Exercise instructions: Reproduce everything from "Stat. Ann. tit. 12, §" down to "(10th Cir. 1977)." in the text on Oklahoma malpractice law below.

[[ Text segment, beginning ]]

Anspaugh, 581 P.2d 1301 (Okla. 1978) (expert not needed for
sponge left in surgical wound).
Damage
Caps
In cases of reckless disregard of the rights of others, punitive
damages are limited to $100,000. In cases of intentional and malicious
acts, they are limited to the greater of $500,000, twice compensatory
damages, or the benefit derived by defendant from his conduct. If
the judge finds beyond a reasonable doubt that the intentional and
malicious act threatened human life, the cap does not apply. The
court will reduce punitive damages if it finds that the defendant
has already paid punitive damages in Oklahoma for the same misconduct.
Okla. Stat. Ann. tit. 23, § 9.1 (West Supp. 1998).
Statutory
Cap on Attorneys' Fees
Under Okla. Stat. Ann. tit. 5, § 7 (West 1996), attorneys
may lawfully contract for a percentage of the recovery, but such
percentage may not exceed 50 percent.
Periodic
Payments
Oklahoma does not require the periodic payment of any portion of
a claimant's damages in a medical malpractice action.
Collateral
Source Rule
Payments received by a claimant from collateral sources may be
deducted from the claimant's damages. This deduction may be made
by the court acting on a post-trial motion. Overturff v. Hart,
531 P.2d 1035 (Okla. 1975).
Pre-Judgment
Interest
Oklahoma affords successful claimants a right to pre-judgment interest,
which accrues from the date upon which the action is filed. The
rate of interest, which was 9.15 percent in 1997, is based on the
one-year United States Treasury bill rate plus four percent. Okla.
Stat. Ann. tit. 12, § 727 (West 1998). The award of pre-judgment
interest on punitive damages has been held to be improper. Casto
v. Arkansas-Louisiana Gas Co., 562 F.2d 622 (10th Cir. 1977).

[[ Text segment, end ]]
[[ Supplied entries, beginning ]]

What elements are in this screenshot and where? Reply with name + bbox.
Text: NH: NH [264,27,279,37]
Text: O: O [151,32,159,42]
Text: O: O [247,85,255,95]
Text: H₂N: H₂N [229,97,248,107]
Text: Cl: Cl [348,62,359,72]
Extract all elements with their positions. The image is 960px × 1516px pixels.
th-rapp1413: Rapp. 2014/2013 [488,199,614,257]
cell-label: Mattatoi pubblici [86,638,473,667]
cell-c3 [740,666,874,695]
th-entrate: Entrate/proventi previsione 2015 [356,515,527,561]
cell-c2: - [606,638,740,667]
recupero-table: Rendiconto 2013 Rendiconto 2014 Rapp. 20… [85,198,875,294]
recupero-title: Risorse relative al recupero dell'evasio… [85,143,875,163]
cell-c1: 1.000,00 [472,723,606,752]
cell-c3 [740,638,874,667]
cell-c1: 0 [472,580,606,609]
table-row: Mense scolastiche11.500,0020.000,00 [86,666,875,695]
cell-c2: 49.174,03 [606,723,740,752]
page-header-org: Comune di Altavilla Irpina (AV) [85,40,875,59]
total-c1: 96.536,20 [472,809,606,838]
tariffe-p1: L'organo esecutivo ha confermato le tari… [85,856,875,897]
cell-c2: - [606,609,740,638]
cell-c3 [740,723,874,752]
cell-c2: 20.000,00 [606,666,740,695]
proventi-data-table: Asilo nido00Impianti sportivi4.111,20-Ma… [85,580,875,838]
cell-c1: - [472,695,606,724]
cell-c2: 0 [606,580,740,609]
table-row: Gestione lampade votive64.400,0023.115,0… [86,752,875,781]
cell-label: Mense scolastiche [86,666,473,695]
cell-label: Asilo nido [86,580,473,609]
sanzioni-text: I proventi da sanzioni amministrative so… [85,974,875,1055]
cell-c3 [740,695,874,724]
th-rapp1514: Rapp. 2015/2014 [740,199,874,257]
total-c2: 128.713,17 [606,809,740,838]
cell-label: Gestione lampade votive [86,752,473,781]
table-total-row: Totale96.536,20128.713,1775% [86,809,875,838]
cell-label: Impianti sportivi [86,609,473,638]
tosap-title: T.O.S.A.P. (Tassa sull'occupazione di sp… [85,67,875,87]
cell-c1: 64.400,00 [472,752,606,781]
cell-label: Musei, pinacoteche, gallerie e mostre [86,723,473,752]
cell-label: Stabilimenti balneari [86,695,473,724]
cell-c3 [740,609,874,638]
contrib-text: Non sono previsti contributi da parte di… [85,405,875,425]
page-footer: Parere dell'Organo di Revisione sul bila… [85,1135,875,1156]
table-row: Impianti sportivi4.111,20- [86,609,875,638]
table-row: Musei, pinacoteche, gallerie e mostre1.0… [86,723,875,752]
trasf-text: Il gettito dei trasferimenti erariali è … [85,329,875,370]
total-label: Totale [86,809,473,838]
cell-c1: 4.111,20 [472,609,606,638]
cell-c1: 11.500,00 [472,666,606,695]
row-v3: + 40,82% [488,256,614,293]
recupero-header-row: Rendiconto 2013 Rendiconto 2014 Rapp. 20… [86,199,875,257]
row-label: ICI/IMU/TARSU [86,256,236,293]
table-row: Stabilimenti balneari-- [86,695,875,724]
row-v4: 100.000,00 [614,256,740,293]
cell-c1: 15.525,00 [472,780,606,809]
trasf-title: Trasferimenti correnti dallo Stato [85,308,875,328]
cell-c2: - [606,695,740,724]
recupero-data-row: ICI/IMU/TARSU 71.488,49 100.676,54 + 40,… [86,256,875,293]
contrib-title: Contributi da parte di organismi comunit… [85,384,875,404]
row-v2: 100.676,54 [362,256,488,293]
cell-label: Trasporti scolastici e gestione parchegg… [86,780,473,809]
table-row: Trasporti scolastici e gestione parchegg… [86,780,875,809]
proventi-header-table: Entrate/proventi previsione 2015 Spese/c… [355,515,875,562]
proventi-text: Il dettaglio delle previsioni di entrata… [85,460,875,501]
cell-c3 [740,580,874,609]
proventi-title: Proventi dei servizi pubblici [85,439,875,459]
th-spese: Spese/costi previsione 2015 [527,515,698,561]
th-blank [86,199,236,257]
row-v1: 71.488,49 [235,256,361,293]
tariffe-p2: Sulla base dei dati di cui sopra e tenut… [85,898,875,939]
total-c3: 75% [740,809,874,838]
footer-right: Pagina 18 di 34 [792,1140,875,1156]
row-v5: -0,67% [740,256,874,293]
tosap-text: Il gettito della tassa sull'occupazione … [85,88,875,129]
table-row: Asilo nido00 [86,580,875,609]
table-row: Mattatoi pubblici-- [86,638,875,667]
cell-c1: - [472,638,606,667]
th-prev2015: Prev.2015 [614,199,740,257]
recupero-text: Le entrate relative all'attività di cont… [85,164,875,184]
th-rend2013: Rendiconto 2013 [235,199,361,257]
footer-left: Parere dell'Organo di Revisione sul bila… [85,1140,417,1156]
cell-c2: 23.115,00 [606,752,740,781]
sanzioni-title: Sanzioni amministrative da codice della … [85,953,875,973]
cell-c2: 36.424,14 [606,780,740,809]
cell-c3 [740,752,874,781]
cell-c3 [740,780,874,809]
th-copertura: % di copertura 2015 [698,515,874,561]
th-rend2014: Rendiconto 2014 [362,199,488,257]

[[ Supplied entries, end ]]

The answer:
Stat. Ann. tit. 12, § 727 (West 1998). The award of pre-judgment
interest on punitive damages has been held to be improper. Casto
v. Arkansas-Louisiana Gas Co., 562 F.2d 622 (10th Cir. 1977).